Records shown:
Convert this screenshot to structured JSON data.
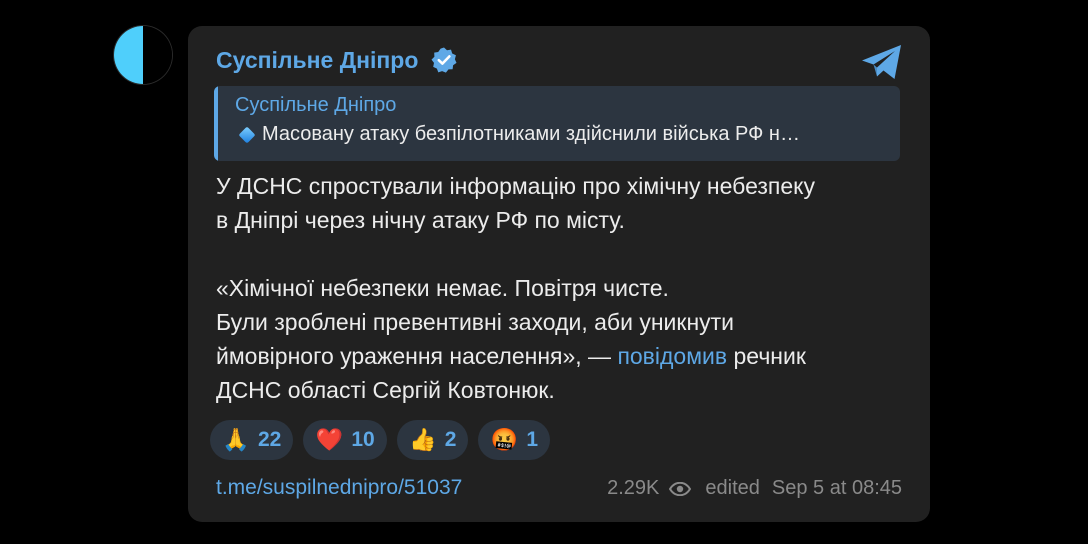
{
  "post": {
    "channel_name": "Суспільне Дніпро",
    "reply": {
      "author": "Суспільне Дніпро",
      "text": "Масовану атаку безпілотниками здійснили війська РФ н…"
    },
    "body": {
      "line1": "У ДСНС спростували інформацію про хімічну небезпеку",
      "line2": "в Дніпрі через нічну атаку РФ по місту.",
      "quote1": "«Хімічної небезпеки немає. Повітря чисте.",
      "quote2": "Були зроблені превентивні заходи, аби уникнути",
      "quote3_pre": "ймовірного ураження населення», — ",
      "quote3_link": "повідомив",
      "quote3_post": " речник",
      "quote4": "ДСНС області Сергій Ковтонюк."
    },
    "reactions": [
      {
        "emoji": "🙏",
        "icon": "folded-hands",
        "count": "22"
      },
      {
        "emoji": "❤️",
        "icon": "red-heart",
        "count": "10"
      },
      {
        "emoji": "👍",
        "icon": "thumbs-up",
        "count": "2"
      },
      {
        "emoji": "🤬",
        "icon": "swearing-face",
        "count": "1"
      }
    ],
    "footer": {
      "link": "t.me/suspilnednipro/51037",
      "views": "2.29K",
      "edited": "edited",
      "date": "Sep 5 at 08:45"
    }
  },
  "colors": {
    "background": "#000000",
    "bubble": "#212121",
    "accent": "#5ea8e6",
    "text": "#ececec",
    "muted": "#8a8a8a",
    "reaction_bg": "#2c3540"
  },
  "icons": {
    "avatar": "half-black-half-blue-circle",
    "verified": "verified-badge-icon",
    "share": "telegram-share-icon",
    "views": "eye-icon"
  }
}
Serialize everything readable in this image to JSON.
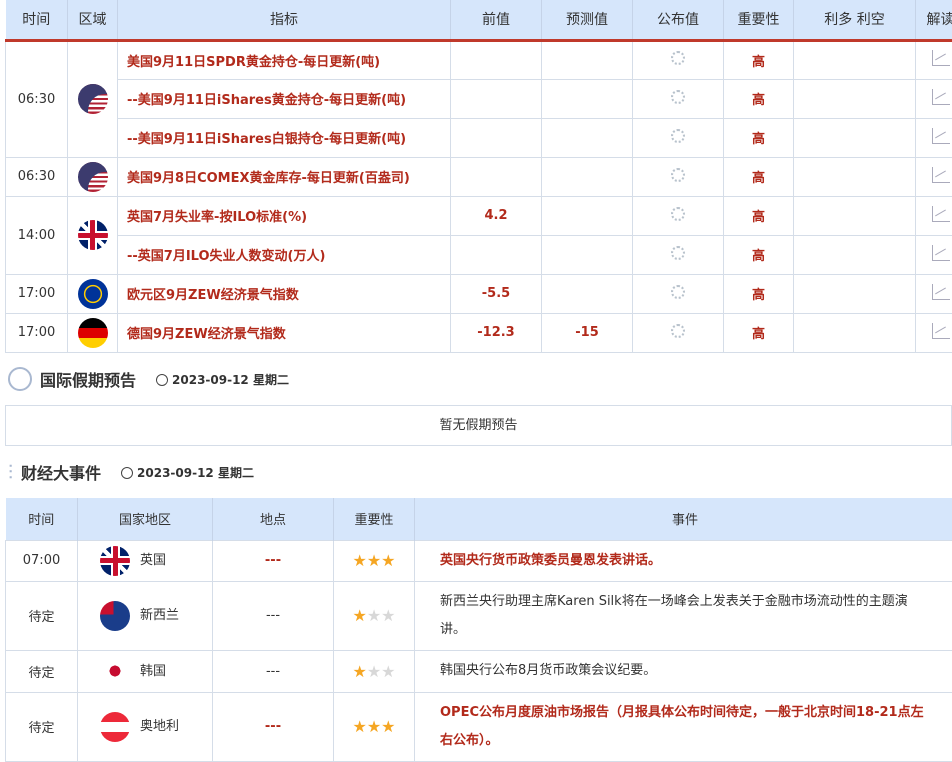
{
  "calendar": {
    "headers": [
      "时间",
      "区域",
      "指标",
      "前值",
      "预测值",
      "公布值",
      "重要性",
      "利多 利空",
      "解读"
    ],
    "groups": [
      {
        "time": "06:30",
        "flag": "us",
        "rows": [
          {
            "indicator": "美国9月11日SPDR黄金持仓-每日更新(吨)",
            "prev": "",
            "forecast": "",
            "importance": "高"
          },
          {
            "indicator": "--美国9月11日iShares黄金持仓-每日更新(吨)",
            "prev": "",
            "forecast": "",
            "importance": "高"
          },
          {
            "indicator": "--美国9月11日iShares白银持仓-每日更新(吨)",
            "prev": "",
            "forecast": "",
            "importance": "高"
          }
        ]
      },
      {
        "time": "06:30",
        "flag": "us",
        "rows": [
          {
            "indicator": "美国9月8日COMEX黄金库存-每日更新(百盎司)",
            "prev": "",
            "forecast": "",
            "importance": "高"
          }
        ]
      },
      {
        "time": "14:00",
        "flag": "uk",
        "rows": [
          {
            "indicator": "英国7月失业率-按ILO标准(%)",
            "prev": "4.2",
            "forecast": "",
            "importance": "高"
          },
          {
            "indicator": "--英国7月ILO失业人数变动(万人)",
            "prev": "",
            "forecast": "",
            "importance": "高"
          }
        ]
      },
      {
        "time": "17:00",
        "flag": "eu",
        "rows": [
          {
            "indicator": "欧元区9月ZEW经济景气指数",
            "prev": "-5.5",
            "forecast": "",
            "importance": "高"
          }
        ]
      },
      {
        "time": "17:00",
        "flag": "de",
        "rows": [
          {
            "indicator": "德国9月ZEW经济景气指数",
            "prev": "-12.3",
            "forecast": "-15",
            "importance": "高"
          }
        ]
      }
    ]
  },
  "holiday": {
    "title": "国际假期预告",
    "date": "2023-09-12 星期二",
    "empty": "暂无假期预告"
  },
  "events": {
    "title": "财经大事件",
    "date": "2023-09-12 星期二",
    "headers": [
      "时间",
      "国家地区",
      "地点",
      "重要性",
      "事件"
    ],
    "rows": [
      {
        "time": "07:00",
        "flag": "uk",
        "country": "英国",
        "place": "---",
        "stars": 3,
        "event": "英国央行货币政策委员曼恩发表讲话。",
        "highlight": true
      },
      {
        "time": "待定",
        "flag": "nz",
        "country": "新西兰",
        "place": "---",
        "stars": 1,
        "event": "新西兰央行助理主席Karen Silk将在一场峰会上发表关于金融市场流动性的主题演讲。",
        "highlight": false
      },
      {
        "time": "待定",
        "flag": "kr",
        "country": "韩国",
        "place": "---",
        "stars": 1,
        "event": "韩国央行公布8月货币政策会议纪要。",
        "highlight": false
      },
      {
        "time": "待定",
        "flag": "at",
        "country": "奥地利",
        "place": "---",
        "stars": 3,
        "event": "OPEC公布月度原油市场报告（月报具体公布时间待定，一般于北京时间18-21点左右公布）。",
        "highlight": true
      }
    ]
  },
  "colors": {
    "accent": "#b22a1b",
    "header_bg": "#d6e6fb",
    "star": "#f5a623"
  }
}
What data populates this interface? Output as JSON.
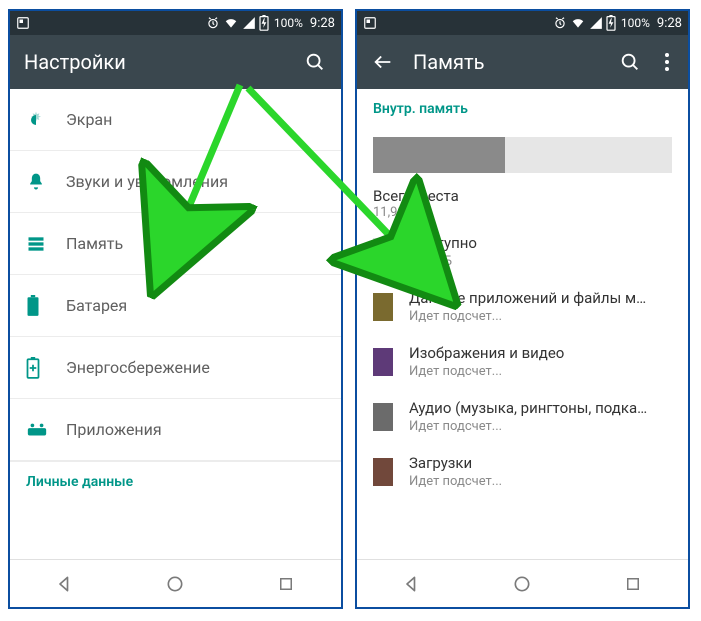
{
  "status": {
    "battery_pct": "100%",
    "clock": "9:28"
  },
  "left": {
    "title": "Настройки",
    "items": [
      {
        "label": "Экран"
      },
      {
        "label": "Звуки и уведомления"
      },
      {
        "label": "Память"
      },
      {
        "label": "Батарея"
      },
      {
        "label": "Энергосбережение"
      },
      {
        "label": "Приложения"
      }
    ],
    "section_header": "Личные данные"
  },
  "right": {
    "title": "Память",
    "section_header": "Внутр. память",
    "total_label": "Всего места",
    "total_value": "11,99 ГБ",
    "rows": [
      {
        "color": "#d9dedc",
        "title": "Доступно",
        "sub": "6,63 ГБ"
      },
      {
        "color": "#7a6a2f",
        "title": "Данные приложений и файлы мул.",
        "sub": "Идет подсчет..."
      },
      {
        "color": "#5e3a78",
        "title": "Изображения и видео",
        "sub": "Идет подсчет..."
      },
      {
        "color": "#6b6b6b",
        "title": "Аудио (музыка, рингтоны, подкаст.",
        "sub": "Идет подсчет..."
      },
      {
        "color": "#71483b",
        "title": "Загрузки",
        "sub": "Идет подсчет..."
      }
    ]
  }
}
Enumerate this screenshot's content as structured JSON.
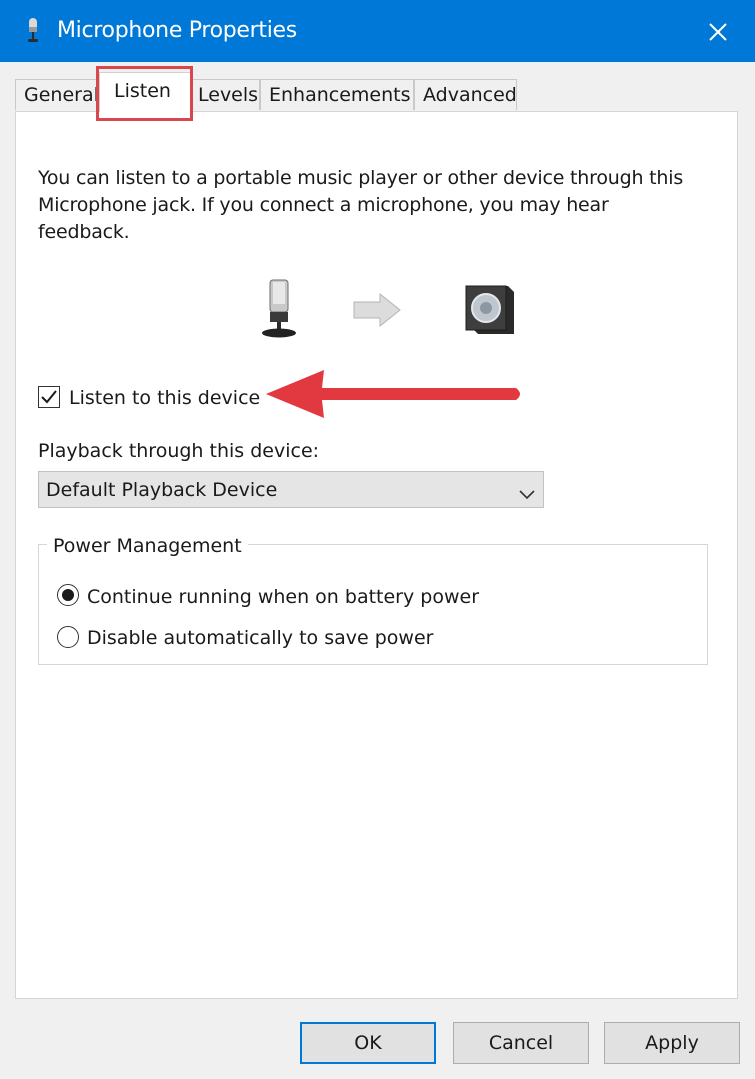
{
  "window": {
    "title": "Microphone Properties",
    "title_icon": "microphone-icon",
    "close_icon": "close-icon"
  },
  "tabs": [
    {
      "label": "General",
      "active": false
    },
    {
      "label": "Listen",
      "active": true
    },
    {
      "label": "Levels",
      "active": false
    },
    {
      "label": "Enhancements",
      "active": false
    },
    {
      "label": "Advanced",
      "active": false
    }
  ],
  "listen": {
    "description_line1": "You can listen to a portable music player or other device through this",
    "description_line2": "Microphone jack.  If you connect a microphone, you may hear",
    "description_line3": "feedback.",
    "listen_checkbox_label": "Listen to this device",
    "listen_checked": true,
    "playback_label": "Playback through this device:",
    "playback_device": "Default Playback Device"
  },
  "power": {
    "legend": "Power Management",
    "options": [
      {
        "label": "Continue running when on battery power",
        "selected": true
      },
      {
        "label": "Disable automatically to save power",
        "selected": false
      }
    ]
  },
  "buttons": {
    "ok": "OK",
    "cancel": "Cancel",
    "apply": "Apply"
  },
  "colors": {
    "titlebar": "#0078d7",
    "annotation_red": "#e2383f",
    "highlight_border": "#d9474e"
  }
}
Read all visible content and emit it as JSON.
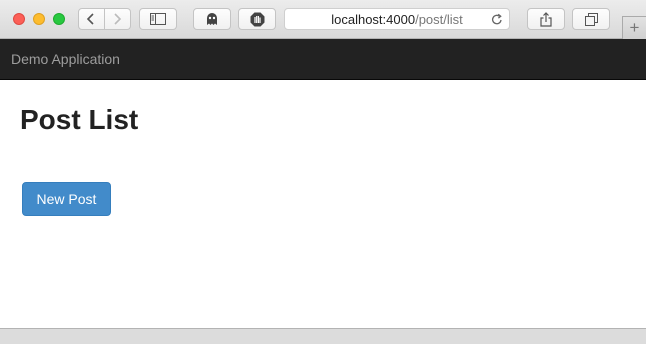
{
  "browser": {
    "address_host": "localhost:4000",
    "address_path": "/post/list",
    "new_tab_label": "+"
  },
  "navbar": {
    "brand": "Demo Application"
  },
  "main": {
    "title": "Post List",
    "new_post_label": "New Post"
  },
  "colors": {
    "navbar_bg": "#222222",
    "brand_text": "#9d9d9d",
    "primary_button": "#428bca"
  }
}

Exercise task: Leave out the pictures and transcribe everything else exactly.

The result:
Convert this screenshot to structured JSON data.
{
  "post": {
    "channel_name": "Суспільне Дніпро",
    "reply": {
      "author": "Суспільне Дніпро",
      "text": "Масовану атаку безпілотниками здійснили війська РФ н…"
    },
    "body": {
      "line1": "У ДСНС спростували інформацію про хімічну небезпеку",
      "line2": "в Дніпрі через нічну атаку РФ по місту.",
      "quote1": "«Хімічної небезпеки немає. Повітря чисте.",
      "quote2": "Були зроблені превентивні заходи, аби уникнути",
      "quote3_pre": "ймовірного ураження населення», — ",
      "quote3_link": "повідомив",
      "quote3_post": " речник",
      "quote4": "ДСНС області Сергій Ковтонюк."
    },
    "reactions": [
      {
        "emoji": "🙏",
        "icon": "folded-hands",
        "count": "22"
      },
      {
        "emoji": "❤️",
        "icon": "red-heart",
        "count": "10"
      },
      {
        "emoji": "👍",
        "icon": "thumbs-up",
        "count": "2"
      },
      {
        "emoji": "🤬",
        "icon": "swearing-face",
        "count": "1"
      }
    ],
    "footer": {
      "link": "t.me/suspilnednipro/51037",
      "views": "2.29K",
      "edited": "edited",
      "date": "Sep 5 at 08:45"
    }
  },
  "colors": {
    "background": "#000000",
    "bubble": "#212121",
    "accent": "#5ea8e6",
    "text": "#ececec",
    "muted": "#8a8a8a",
    "reaction_bg": "#2c3540"
  },
  "icons": {
    "avatar": "half-black-half-blue-circle",
    "verified": "verified-badge-icon",
    "share": "telegram-share-icon",
    "views": "eye-icon"
  }
}
Serialize everything readable in this image to JSON.
{
  "calendar": {
    "headers": [
      "时间",
      "区域",
      "指标",
      "前值",
      "预测值",
      "公布值",
      "重要性",
      "利多 利空",
      "解读"
    ],
    "groups": [
      {
        "time": "06:30",
        "flag": "us",
        "rows": [
          {
            "indicator": "美国9月11日SPDR黄金持仓-每日更新(吨)",
            "prev": "",
            "forecast": "",
            "importance": "高"
          },
          {
            "indicator": "--美国9月11日iShares黄金持仓-每日更新(吨)",
            "prev": "",
            "forecast": "",
            "importance": "高"
          },
          {
            "indicator": "--美国9月11日iShares白银持仓-每日更新(吨)",
            "prev": "",
            "forecast": "",
            "importance": "高"
          }
        ]
      },
      {
        "time": "06:30",
        "flag": "us",
        "rows": [
          {
            "indicator": "美国9月8日COMEX黄金库存-每日更新(百盎司)",
            "prev": "",
            "forecast": "",
            "importance": "高"
          }
        ]
      },
      {
        "time": "14:00",
        "flag": "uk",
        "rows": [
          {
            "indicator": "英国7月失业率-按ILO标准(%)",
            "prev": "4.2",
            "forecast": "",
            "importance": "高"
          },
          {
            "indicator": "--英国7月ILO失业人数变动(万人)",
            "prev": "",
            "forecast": "",
            "importance": "高"
          }
        ]
      },
      {
        "time": "17:00",
        "flag": "eu",
        "rows": [
          {
            "indicator": "欧元区9月ZEW经济景气指数",
            "prev": "-5.5",
            "forecast": "",
            "importance": "高"
          }
        ]
      },
      {
        "time": "17:00",
        "flag": "de",
        "rows": [
          {
            "indicator": "德国9月ZEW经济景气指数",
            "prev": "-12.3",
            "forecast": "-15",
            "importance": "高"
          }
        ]
      }
    ]
  },
  "holiday": {
    "title": "国际假期预告",
    "date": "2023-09-12 星期二",
    "empty": "暂无假期预告"
  },
  "events": {
    "title": "财经大事件",
    "date": "2023-09-12 星期二",
    "headers": [
      "时间",
      "国家地区",
      "地点",
      "重要性",
      "事件"
    ],
    "rows": [
      {
        "time": "07:00",
        "flag": "uk",
        "country": "英国",
        "place": "---",
        "stars": 3,
        "event": "英国央行货币政策委员曼恩发表讲话。",
        "highlight": true
      },
      {
        "time": "待定",
        "flag": "nz",
        "country": "新西兰",
        "place": "---",
        "stars": 1,
        "event": "新西兰央行助理主席Karen Silk将在一场峰会上发表关于金融市场流动性的主题演讲。",
        "highlight": false
      },
      {
        "time": "待定",
        "flag": "kr",
        "country": "韩国",
        "place": "---",
        "stars": 1,
        "event": "韩国央行公布8月货币政策会议纪要。",
        "highlight": false
      },
      {
        "time": "待定",
        "flag": "at",
        "country": "奥地利",
        "place": "---",
        "stars": 3,
        "event": "OPEC公布月度原油市场报告（月报具体公布时间待定，一般于北京时间18-21点左右公布）。",
        "highlight": true
      }
    ]
  },
  "colors": {
    "accent": "#b22a1b",
    "header_bg": "#d6e6fb",
    "star": "#f5a623"
  }
}
What data populates this interface? Output as JSON.
{
  "status": {
    "battery_pct": "100%",
    "clock": "9:28"
  },
  "left": {
    "title": "Настройки",
    "items": [
      {
        "label": "Экран"
      },
      {
        "label": "Звуки и уведомления"
      },
      {
        "label": "Память"
      },
      {
        "label": "Батарея"
      },
      {
        "label": "Энергосбережение"
      },
      {
        "label": "Приложения"
      }
    ],
    "section_header": "Личные данные"
  },
  "right": {
    "title": "Память",
    "section_header": "Внутр. память",
    "total_label": "Всего места",
    "total_value": "11,99 ГБ",
    "rows": [
      {
        "color": "#d9dedc",
        "title": "Доступно",
        "sub": "6,63 ГБ"
      },
      {
        "color": "#7a6a2f",
        "title": "Данные приложений и файлы мул.",
        "sub": "Идет подсчет..."
      },
      {
        "color": "#5e3a78",
        "title": "Изображения и видео",
        "sub": "Идет подсчет..."
      },
      {
        "color": "#6b6b6b",
        "title": "Аудио (музыка, рингтоны, подкаст.",
        "sub": "Идет подсчет..."
      },
      {
        "color": "#71483b",
        "title": "Загрузки",
        "sub": "Идет подсчет..."
      }
    ]
  }
}
Enumerate this screenshot's content as structured JSON.
{
  "window": {
    "title": "Microphone Properties",
    "title_icon": "microphone-icon",
    "close_icon": "close-icon"
  },
  "tabs": [
    {
      "label": "General",
      "active": false
    },
    {
      "label": "Listen",
      "active": true
    },
    {
      "label": "Levels",
      "active": false
    },
    {
      "label": "Enhancements",
      "active": false
    },
    {
      "label": "Advanced",
      "active": false
    }
  ],
  "listen": {
    "description_line1": "You can listen to a portable music player or other device through this",
    "description_line2": "Microphone jack.  If you connect a microphone, you may hear",
    "description_line3": "feedback.",
    "listen_checkbox_label": "Listen to this device",
    "listen_checked": true,
    "playback_label": "Playback through this device:",
    "playback_device": "Default Playback Device"
  },
  "power": {
    "legend": "Power Management",
    "options": [
      {
        "label": "Continue running when on battery power",
        "selected": true
      },
      {
        "label": "Disable automatically to save power",
        "selected": false
      }
    ]
  },
  "buttons": {
    "ok": "OK",
    "cancel": "Cancel",
    "apply": "Apply"
  },
  "colors": {
    "titlebar": "#0078d7",
    "annotation_red": "#e2383f",
    "highlight_border": "#d9474e"
  }
}
Read all visible content and emit it as JSON.
{
  "browser": {
    "address_host": "localhost:4000",
    "address_path": "/post/list",
    "new_tab_label": "+"
  },
  "navbar": {
    "brand": "Demo Application"
  },
  "main": {
    "title": "Post List",
    "new_post_label": "New Post"
  },
  "colors": {
    "navbar_bg": "#222222",
    "brand_text": "#9d9d9d",
    "primary_button": "#428bca"
  }
}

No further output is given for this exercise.